> Task directions: Write the data out again in full, with no departure from the original.

> Material shown:
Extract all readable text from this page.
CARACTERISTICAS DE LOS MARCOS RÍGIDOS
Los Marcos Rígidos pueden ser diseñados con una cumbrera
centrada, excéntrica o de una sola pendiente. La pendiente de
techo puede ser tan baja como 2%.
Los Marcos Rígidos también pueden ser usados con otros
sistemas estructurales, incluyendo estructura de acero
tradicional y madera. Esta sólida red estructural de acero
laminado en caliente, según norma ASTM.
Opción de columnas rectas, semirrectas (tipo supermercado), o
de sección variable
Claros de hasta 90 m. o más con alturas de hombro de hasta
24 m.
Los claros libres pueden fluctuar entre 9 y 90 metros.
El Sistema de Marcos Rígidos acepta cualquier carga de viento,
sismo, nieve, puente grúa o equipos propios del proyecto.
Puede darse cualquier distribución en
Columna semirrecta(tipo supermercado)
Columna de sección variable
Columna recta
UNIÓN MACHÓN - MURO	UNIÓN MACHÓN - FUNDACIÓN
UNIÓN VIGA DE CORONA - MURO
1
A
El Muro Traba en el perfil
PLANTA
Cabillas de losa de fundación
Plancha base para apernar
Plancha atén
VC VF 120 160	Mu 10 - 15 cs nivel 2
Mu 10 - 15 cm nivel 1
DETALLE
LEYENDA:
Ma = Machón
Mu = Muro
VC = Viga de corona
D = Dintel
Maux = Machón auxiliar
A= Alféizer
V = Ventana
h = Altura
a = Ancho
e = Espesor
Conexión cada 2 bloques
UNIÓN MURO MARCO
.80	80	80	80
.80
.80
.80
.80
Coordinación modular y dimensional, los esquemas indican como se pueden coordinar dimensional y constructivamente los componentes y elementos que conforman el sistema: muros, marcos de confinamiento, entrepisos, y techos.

> Exercise output:
Extract all readable text from this page.
CARACTERISTICAS DE LOS MARCOS RÍGIDOS
Los Marcos Rígidos pueden ser diseñados con una cumbrera
centrada, excéntrica o de una sola pendiente. La pendiente de
techo puede ser tan baja como 2%.
Los Marcos Rígidos también pueden ser usados con otros
sistemas estructurales, incluyendo estructura de acero
tradicional y madera. Esta sólida red estructural de acero
laminado en caliente, según norma ASTM.
Opción de columnas rectas, semirrectas (tipo supermercado), o
de sección variable
Claros de hasta 90 m. o más con alturas de hombro de hasta
24 m.
Los claros libres pueden fluctuar entre 9 y 90 metros.
El Sistema de Marcos Rígidos acepta cualquier carga de viento,
sismo, nieve, puente grúa o equipos propios del proyecto.
Puede darse cualquier distribución en
Columna semirrecta(tipo supermercado)
Columna de sección variable
Columna recta
UNIÓN MACHÓN - MURO	UNIÓN MACHÓN - FUNDACIÓN
UNIÓN VIGA DE CORONA - MURO
1
A
El Muro Traba en el perfil
PLANTA
Cabillas de losa de fundación
Plancha base para apernar
Plancha atén
VC VF 120 160	Mu 10 - 15 cs nivel 2
Mu 10 - 15 cm nivel 1
DETALLE
LEYENDA:
Ma = Machón
Mu = Muro
VC = Viga de corona
D = Dintel
Maux = Machón auxiliar
A= Alféizer
V = Ventana
h = Altura
a = Ancho
e = Espesor
Conexión cada 2 bloques
UNIÓN MURO MARCO
.80	80	80	80
.80
.80
.80
.80
Coordinación modular y dimensional, los esquemas indican como se pueden coordinar dimensional y constructivamente los componentes y elementos que conforman el sistema: muros, marcos de confinamiento, entrepisos, y techos.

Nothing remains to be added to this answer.